■ Trecho do texto ■
::::::::::

Propostas de alterações do instituto e o retrocesso
As alterações
efetuadas no projeto original pela Câmara dos Deputados (PL 8.046/2010 e
6.025/2005) e agora mantidas na Emenda Aglutinativa Substitutiva Global39
2/2013, contudo, suprimindo do magistrado de primeiro grau a legitimidade para
instaurar o incidente, comprometem, em muito, sua eficiência.
É o magistrado
de primeiro grau quem vai perceber, de início, se há potencial de multiplicação
de demandas. Cuida-se de se lhe atribuir o papel de verdadeiro administrador do
processo.
Nesse
contexto, verificamos que em ordenamento estrangeiro40 que conta com
instituto similar, confia-se ao juiz de primeiro grau a missão de identificar
as causas com potencial de multiplicação e, com isso, a suscitação do
incidente, como verdadeiro gerenciador do processo.
Na Inglaterra,
por exemplo, o instituto da group litigation order (GLO), teve
inicialmente sua aplicação pelos magistrados sem que nem sequer estivesse
positivado. Isso decorria da experiência das cortes que entendiam que um
litígio envolvendo um número substancial de partes deveria ser corretamente
administrado, sendo essencial atribuir aos magistrados poderes extensos para
administrar e gerir sua pletora de processos. Naquele país, autor e réu têm
legitimidade para propor a GLO, bem como o juiz, ex officio, hipótese em
que será exigida autorização do chefe do Poder Judiciário.41
Ora, não se
pode olvidar que o instituto de resolução de demandas seriais é mais gerencial
do que jurídico e seu escopo é “possibilitar que uma estrutura enxuta do Poder
Judiciário possa confrontar-se com uma quantidade enorme de demandas”.42
Da mesma
forma, em Portugal, o regime experimental atribui ao juiz de primeiro grau um
papel determinante.43
Veja-se que
quando tratamos de demandas de massa, trata-se de causas cíveis propostas
individualmente, não sendo expressiva a atuação do Ministério Público e da
Defensoria Pública em casos tais porque, no geral, são demandas envolvendo
relações de consumo, de natureza privada e, em sua grande maioria, com pequenos
valores e partes capazes.

::::::::::

■ Conjunto de tarefas ■
(1) De acordo com o texto sobre demandas seriais, por que a atuação do Ministério Público e da Defensoria Pública não é expressiva nas demandas de massa? Explique em uma a três frases.
(2) Reproduza do texto sobre demandas seriais o trecho que vai de "Propostas de alterações" até "muito, sua eficiência.", incluindo este último.
(3) Segundo o texto sobre demandas seriais, quem tem legitimidade para propor a GLO na Inglaterra?
O material não tem nenhum papel nesta atividade.

■ Dados exibidos ■

::::::::::

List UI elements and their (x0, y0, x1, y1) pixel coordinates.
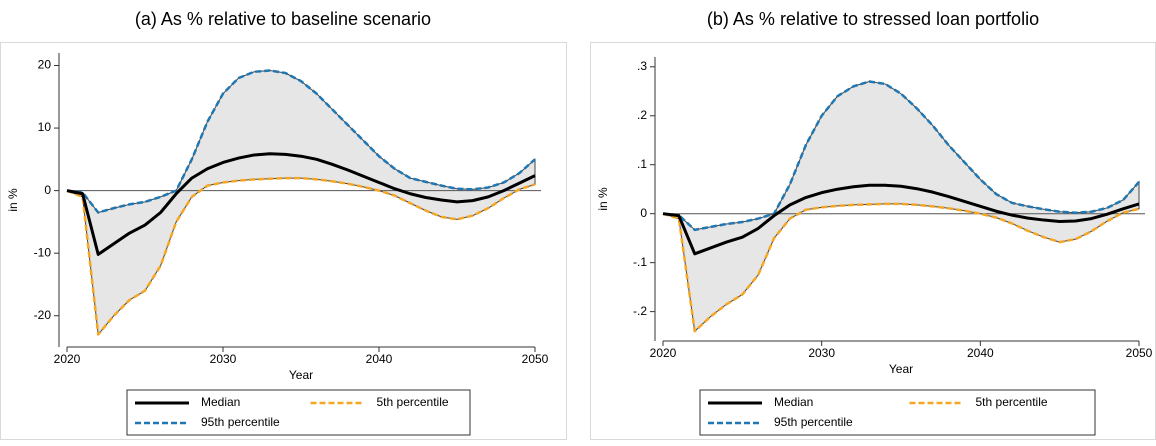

::::::::::

■ Respostas em ordem ■
(1) Essa atuação não é expressiva porque, em geral, as demandas de massa envolvem relações de consumo, de natureza privada, na grande maioria com pequenos valores e partes capazes. Trata-se de causas cíveis propostas individualmente.

(2)
Propostas de alterações do instituto e o retrocesso
As alterações
efetuadas no projeto original pela Câmara dos Deputados (PL 8.046/2010 e
6.025/2005) e agora mantidas na Emenda Aglutinativa Substitutiva Global39
2/2013, contudo, suprimindo do magistrado de primeiro grau a legitimidade para
instaurar o incidente, comprometem, em muito, sua eficiência.

(3) O autor, o réu e o juiz, de ofício. No caso do juiz, exige-se autorização do chefe do Poder Judiciário.